Текст страницы.
■ ■ ■ ■ ■
Бах не раз критиковал инструменты, сделанные Зильберманом, и мастер принял критику всерьез и внес некоторые изменения. Композитор Вильгельм Фридеман Бах, еще один сын Баха, сопровождавший отца в Потсдам, позже рассказывал подробности. «Господа, старик Бах прибыл!» — провозгласил король, наскоро свернул обыкновенный вечерний концерт и устроил композитору экскурсию среди фортепиано Зильбермана, размещенных в разных помещениях дворца. «Вместе с композитором из комнаты в комнату ходили и другие музыканты, — вспоминал Вильгельм Фридеман, — и в каждом помещении отцу было сказано импровизировать вместе с ними. В конце концов он предложил королю наиграть ему любую музыкальную тему, а он мгновенно, без подготовки, сыграет фугу на ее основе».

Это был настоящий вызов. Фуги нелегки в исполнении: в них, как правило, задается основной мотив, однако прежде, чем он «проживет» полный цикл, его же начинает играть другой голос, а затем еще один, и так далее, пока фактура не станет совсем густой, с мелодическими фрагментами, порой одинаковыми, а порой и разными, звучащими контрапунктом друг другу. Создать фугу с нуля — задача для сильных духом.
■ ■ ■ ■ ■
Списки областей и меток:

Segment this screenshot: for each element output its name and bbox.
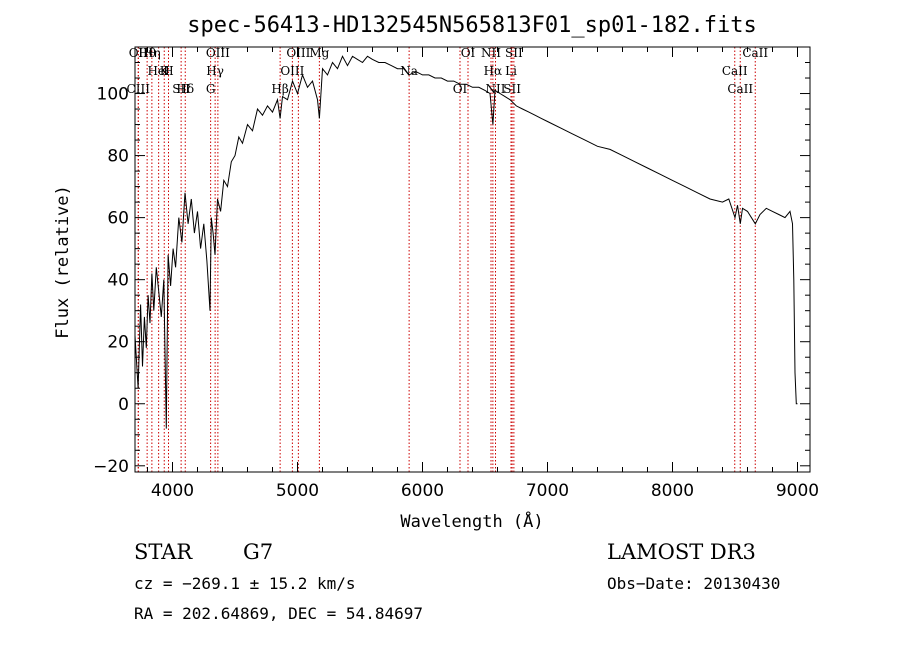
line-markers <box>137 47 756 472</box>
y-tick-label: 20 <box>107 333 129 353</box>
line-marker-label: OII <box>129 46 149 60</box>
line-marker-label: Hβ <box>271 82 288 96</box>
y-tick-label: −20 <box>93 457 129 477</box>
y-tick-label: 60 <box>107 209 129 229</box>
obs-date: Obs−Date: 20130430 <box>607 574 780 593</box>
x-tick-label: 6000 <box>401 481 444 501</box>
object-subclass: G7 <box>243 540 273 564</box>
line-marker-label: CaII <box>742 46 768 60</box>
line-marker-label: Hγ <box>206 64 224 78</box>
x-tick-label: 8000 <box>651 481 694 501</box>
x-axis-label: Wavelength (Å) <box>400 510 543 532</box>
line-marker-label: Hα <box>484 64 503 78</box>
line-marker-label: SII <box>505 46 523 60</box>
line-marker-label: CaII <box>722 64 748 78</box>
plot-frame <box>134 46 811 473</box>
line-marker-label: NII <box>481 46 501 60</box>
y-tick-label: 40 <box>107 271 129 291</box>
line-marker-label: G <box>206 82 216 96</box>
line-marker-label: Hθ <box>138 46 156 60</box>
line-marker-label: OIII <box>206 46 230 60</box>
line-marker-label: OIII <box>280 64 304 78</box>
axes: 4000 5000 6000 7000 8000 9000 −20 0 20 40 60 80 100 <box>93 46 819 501</box>
line-marker-label: OI <box>453 82 468 96</box>
line-marker-label: OI <box>461 46 476 60</box>
y-tick-label: 100 <box>97 85 129 105</box>
line-marker-label: Hδ <box>176 82 194 96</box>
line-marker-label: NII <box>486 82 506 96</box>
x-tick-label: 7000 <box>526 481 569 501</box>
y-tick-label: 0 <box>118 395 129 415</box>
line-marker-label: SII <box>172 82 190 96</box>
line-marker-label: SII <box>503 82 521 96</box>
ra-dec: RA = 202.64869, DEC = 54.84697 <box>134 604 423 623</box>
survey-name: LAMOST DR3 <box>607 540 756 564</box>
line-marker-label: Mg <box>309 46 329 60</box>
object-class: STAR <box>134 540 193 564</box>
y-tick-label: 80 <box>107 147 129 167</box>
redshift-cz: cz = −269.1 ± 15.2 km/s <box>134 574 356 593</box>
x-tick-label: 4000 <box>151 481 194 501</box>
line-marker-label: HeI <box>147 64 170 78</box>
line-marker-label: K <box>160 64 170 78</box>
line-marker-label: CIII <box>127 82 151 96</box>
y-axis-label: Flux (relative) <box>53 185 73 339</box>
spectrum-series <box>134 55 798 429</box>
spectrum-line <box>134 55 798 429</box>
line-marker-labels: HθKHδOIIHeISIIOIIIHγCIIIHηHGOIIIOIIIHβMg… <box>127 46 769 96</box>
x-tick-label: 5000 <box>276 481 319 501</box>
line-marker-label: Na <box>400 64 418 78</box>
line-marker-label: Li <box>505 64 517 78</box>
line-marker-label: OIII <box>286 46 310 60</box>
chart-title: spec-56413-HD132545N565813F01_sp01-182.f… <box>187 13 757 38</box>
line-marker-label: CaII <box>727 82 753 96</box>
line-marker-label: H <box>163 64 173 78</box>
line-marker-label: Hη <box>143 46 161 60</box>
x-tick-label: 9000 <box>776 481 819 501</box>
■ ■ ■ ■ ■
Условие задачи.
Перепишите слово в слово кусок текста о Бахе выше: от слов, где есть «Это был настоящий», до слов «для сильных духом.» включительно.

Ответ к заданию.
Это был настоящий вызов. Фуги нелегки в исполнении: в них, как правило, задается основной мотив, однако прежде, чем он «проживет» полный цикл, его же начинает играть другой голос, а затем еще один, и так далее, пока фактура не станет совсем густой, с мелодическими фрагментами, порой одинаковыми, а порой и разными, звучащими контрапунктом друг другу. Создать фугу с нуля — задача для сильных духом.